List the lines of this listing that hold the word "grey".

■ **PROVIDED INFORMATION**:

^^^^^^^^^^^^^^^^

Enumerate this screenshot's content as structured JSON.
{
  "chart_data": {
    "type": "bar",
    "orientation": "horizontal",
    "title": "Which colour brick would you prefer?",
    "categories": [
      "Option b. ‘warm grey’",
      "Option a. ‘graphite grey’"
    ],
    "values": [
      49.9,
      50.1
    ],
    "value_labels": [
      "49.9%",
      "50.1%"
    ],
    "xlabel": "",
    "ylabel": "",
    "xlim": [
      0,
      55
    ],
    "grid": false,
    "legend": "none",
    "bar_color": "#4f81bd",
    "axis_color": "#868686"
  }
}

^^^^^^^^^^^^^^^^

■ **THE COMPLETED TASK**:
      "Option b. ‘warm grey’",
      "Option a. ‘graphite grey’"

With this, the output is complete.